::: Task data :::

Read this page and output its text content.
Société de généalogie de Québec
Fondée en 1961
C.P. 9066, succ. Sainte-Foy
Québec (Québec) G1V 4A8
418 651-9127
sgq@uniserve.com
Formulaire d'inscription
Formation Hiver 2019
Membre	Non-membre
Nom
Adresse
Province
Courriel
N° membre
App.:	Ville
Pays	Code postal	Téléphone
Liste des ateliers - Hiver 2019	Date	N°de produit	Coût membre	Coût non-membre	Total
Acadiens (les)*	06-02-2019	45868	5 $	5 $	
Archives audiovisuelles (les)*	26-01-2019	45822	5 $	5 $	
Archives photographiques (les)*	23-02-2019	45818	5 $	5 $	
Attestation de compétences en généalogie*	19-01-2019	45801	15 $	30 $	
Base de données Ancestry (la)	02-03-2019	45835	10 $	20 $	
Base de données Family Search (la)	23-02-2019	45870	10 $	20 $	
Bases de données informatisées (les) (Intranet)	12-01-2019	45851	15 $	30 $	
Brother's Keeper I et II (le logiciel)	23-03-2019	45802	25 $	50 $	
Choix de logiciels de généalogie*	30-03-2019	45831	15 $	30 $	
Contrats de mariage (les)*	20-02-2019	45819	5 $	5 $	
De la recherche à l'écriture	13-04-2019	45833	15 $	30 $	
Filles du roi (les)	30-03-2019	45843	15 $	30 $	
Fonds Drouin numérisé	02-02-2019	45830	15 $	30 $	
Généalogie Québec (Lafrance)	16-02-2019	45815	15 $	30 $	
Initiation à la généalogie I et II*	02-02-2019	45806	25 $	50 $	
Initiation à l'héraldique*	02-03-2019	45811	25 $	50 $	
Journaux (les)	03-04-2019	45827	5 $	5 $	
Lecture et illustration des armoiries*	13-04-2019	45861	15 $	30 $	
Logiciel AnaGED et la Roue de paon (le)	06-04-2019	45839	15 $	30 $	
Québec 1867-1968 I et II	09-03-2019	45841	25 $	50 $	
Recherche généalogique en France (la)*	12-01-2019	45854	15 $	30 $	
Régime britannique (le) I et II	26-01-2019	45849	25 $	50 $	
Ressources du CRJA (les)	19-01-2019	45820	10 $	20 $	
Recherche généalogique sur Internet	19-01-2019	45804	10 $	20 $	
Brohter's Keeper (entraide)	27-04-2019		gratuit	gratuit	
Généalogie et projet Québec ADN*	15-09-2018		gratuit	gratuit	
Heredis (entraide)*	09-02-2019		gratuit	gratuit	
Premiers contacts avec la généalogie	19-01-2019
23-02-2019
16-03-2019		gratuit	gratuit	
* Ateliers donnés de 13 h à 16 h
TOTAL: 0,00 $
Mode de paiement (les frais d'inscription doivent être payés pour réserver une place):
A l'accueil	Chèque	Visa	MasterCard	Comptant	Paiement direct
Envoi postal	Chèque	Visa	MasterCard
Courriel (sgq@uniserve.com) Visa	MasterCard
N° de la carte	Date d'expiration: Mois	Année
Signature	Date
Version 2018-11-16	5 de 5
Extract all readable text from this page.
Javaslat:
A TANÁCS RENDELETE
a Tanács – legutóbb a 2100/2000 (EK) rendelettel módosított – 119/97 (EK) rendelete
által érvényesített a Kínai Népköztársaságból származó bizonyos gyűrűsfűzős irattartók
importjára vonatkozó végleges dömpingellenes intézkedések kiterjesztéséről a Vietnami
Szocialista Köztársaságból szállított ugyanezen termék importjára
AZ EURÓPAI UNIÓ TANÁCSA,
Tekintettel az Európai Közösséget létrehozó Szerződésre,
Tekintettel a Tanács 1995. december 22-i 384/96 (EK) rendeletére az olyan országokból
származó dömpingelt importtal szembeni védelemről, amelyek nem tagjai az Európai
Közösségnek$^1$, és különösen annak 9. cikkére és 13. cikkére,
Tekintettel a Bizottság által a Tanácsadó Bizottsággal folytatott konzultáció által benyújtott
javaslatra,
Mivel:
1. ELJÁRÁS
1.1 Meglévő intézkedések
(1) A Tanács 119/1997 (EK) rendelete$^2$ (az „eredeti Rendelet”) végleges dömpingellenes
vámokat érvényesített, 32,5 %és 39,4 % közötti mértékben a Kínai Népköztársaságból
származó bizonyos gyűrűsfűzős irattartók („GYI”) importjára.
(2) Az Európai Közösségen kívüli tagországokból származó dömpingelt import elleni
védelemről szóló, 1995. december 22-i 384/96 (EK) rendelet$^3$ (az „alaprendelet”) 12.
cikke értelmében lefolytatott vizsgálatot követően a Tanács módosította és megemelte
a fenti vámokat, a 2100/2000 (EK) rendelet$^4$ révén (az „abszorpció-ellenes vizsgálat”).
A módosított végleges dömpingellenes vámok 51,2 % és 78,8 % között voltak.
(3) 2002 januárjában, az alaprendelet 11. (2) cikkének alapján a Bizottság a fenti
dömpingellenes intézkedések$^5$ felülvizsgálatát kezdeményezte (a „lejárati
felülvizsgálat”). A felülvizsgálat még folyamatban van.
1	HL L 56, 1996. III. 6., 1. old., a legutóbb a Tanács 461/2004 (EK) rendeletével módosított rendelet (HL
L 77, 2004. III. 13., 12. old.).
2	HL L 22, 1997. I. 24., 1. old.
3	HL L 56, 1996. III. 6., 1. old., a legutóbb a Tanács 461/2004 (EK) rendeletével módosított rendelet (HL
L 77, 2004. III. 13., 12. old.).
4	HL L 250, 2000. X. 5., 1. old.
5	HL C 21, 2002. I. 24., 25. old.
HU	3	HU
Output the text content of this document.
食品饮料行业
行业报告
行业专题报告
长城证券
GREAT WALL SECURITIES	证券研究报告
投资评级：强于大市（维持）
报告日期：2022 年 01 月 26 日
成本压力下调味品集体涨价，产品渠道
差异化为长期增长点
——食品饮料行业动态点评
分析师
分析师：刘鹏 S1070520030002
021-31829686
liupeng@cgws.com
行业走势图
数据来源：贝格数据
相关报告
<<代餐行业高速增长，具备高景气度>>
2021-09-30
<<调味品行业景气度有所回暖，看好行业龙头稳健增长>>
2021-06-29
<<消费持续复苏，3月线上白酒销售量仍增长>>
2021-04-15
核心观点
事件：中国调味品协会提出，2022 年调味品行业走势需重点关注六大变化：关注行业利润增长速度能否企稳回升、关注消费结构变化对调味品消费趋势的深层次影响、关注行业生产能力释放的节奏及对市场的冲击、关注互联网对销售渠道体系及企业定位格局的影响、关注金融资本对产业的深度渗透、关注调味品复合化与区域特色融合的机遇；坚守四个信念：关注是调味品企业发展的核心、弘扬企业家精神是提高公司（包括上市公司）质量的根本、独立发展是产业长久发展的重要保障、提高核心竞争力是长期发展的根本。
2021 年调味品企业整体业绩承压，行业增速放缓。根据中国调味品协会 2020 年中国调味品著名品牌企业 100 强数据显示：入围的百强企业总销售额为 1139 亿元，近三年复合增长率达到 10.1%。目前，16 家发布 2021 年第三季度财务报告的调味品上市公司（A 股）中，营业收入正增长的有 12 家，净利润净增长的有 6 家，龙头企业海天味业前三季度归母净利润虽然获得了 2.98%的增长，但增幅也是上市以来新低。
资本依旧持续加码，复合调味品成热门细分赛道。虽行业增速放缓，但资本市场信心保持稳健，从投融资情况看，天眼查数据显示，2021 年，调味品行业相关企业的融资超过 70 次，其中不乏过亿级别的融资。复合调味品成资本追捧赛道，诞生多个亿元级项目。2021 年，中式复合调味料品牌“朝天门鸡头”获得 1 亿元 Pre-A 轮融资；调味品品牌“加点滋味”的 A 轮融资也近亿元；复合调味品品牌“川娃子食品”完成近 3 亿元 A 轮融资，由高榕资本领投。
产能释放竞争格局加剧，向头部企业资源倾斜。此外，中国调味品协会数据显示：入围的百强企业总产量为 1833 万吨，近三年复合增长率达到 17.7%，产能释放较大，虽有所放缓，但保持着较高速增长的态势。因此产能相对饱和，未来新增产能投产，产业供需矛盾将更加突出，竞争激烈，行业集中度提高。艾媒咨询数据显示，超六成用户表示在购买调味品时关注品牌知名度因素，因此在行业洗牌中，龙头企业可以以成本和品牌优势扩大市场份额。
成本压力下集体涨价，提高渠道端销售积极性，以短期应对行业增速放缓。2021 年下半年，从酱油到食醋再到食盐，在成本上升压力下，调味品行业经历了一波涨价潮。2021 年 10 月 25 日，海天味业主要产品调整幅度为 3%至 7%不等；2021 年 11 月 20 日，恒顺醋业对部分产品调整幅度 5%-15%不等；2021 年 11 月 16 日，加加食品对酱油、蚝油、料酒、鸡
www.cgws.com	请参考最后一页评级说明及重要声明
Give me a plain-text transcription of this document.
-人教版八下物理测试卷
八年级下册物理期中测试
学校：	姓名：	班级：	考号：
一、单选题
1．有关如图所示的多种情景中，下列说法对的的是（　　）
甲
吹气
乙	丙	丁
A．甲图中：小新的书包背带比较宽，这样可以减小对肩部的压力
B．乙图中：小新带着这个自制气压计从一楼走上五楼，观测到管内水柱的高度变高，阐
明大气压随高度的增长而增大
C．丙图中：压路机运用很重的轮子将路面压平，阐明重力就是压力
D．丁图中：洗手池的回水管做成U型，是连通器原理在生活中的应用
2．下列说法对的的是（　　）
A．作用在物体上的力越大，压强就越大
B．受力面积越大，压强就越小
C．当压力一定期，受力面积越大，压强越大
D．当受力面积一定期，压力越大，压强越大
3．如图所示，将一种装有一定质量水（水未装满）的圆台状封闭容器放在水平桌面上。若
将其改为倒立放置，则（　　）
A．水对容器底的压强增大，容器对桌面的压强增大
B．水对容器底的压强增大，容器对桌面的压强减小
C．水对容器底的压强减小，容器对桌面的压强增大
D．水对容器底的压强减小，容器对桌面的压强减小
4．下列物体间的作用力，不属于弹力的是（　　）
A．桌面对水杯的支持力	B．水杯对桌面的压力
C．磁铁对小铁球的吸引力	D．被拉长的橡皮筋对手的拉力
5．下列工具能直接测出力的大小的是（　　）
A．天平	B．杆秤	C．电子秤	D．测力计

:::

- [Goal of the exercise]:
Among the entries above, how many lines hold the string "alaprendelet"? Give the number by itself.

- [Answer]:
2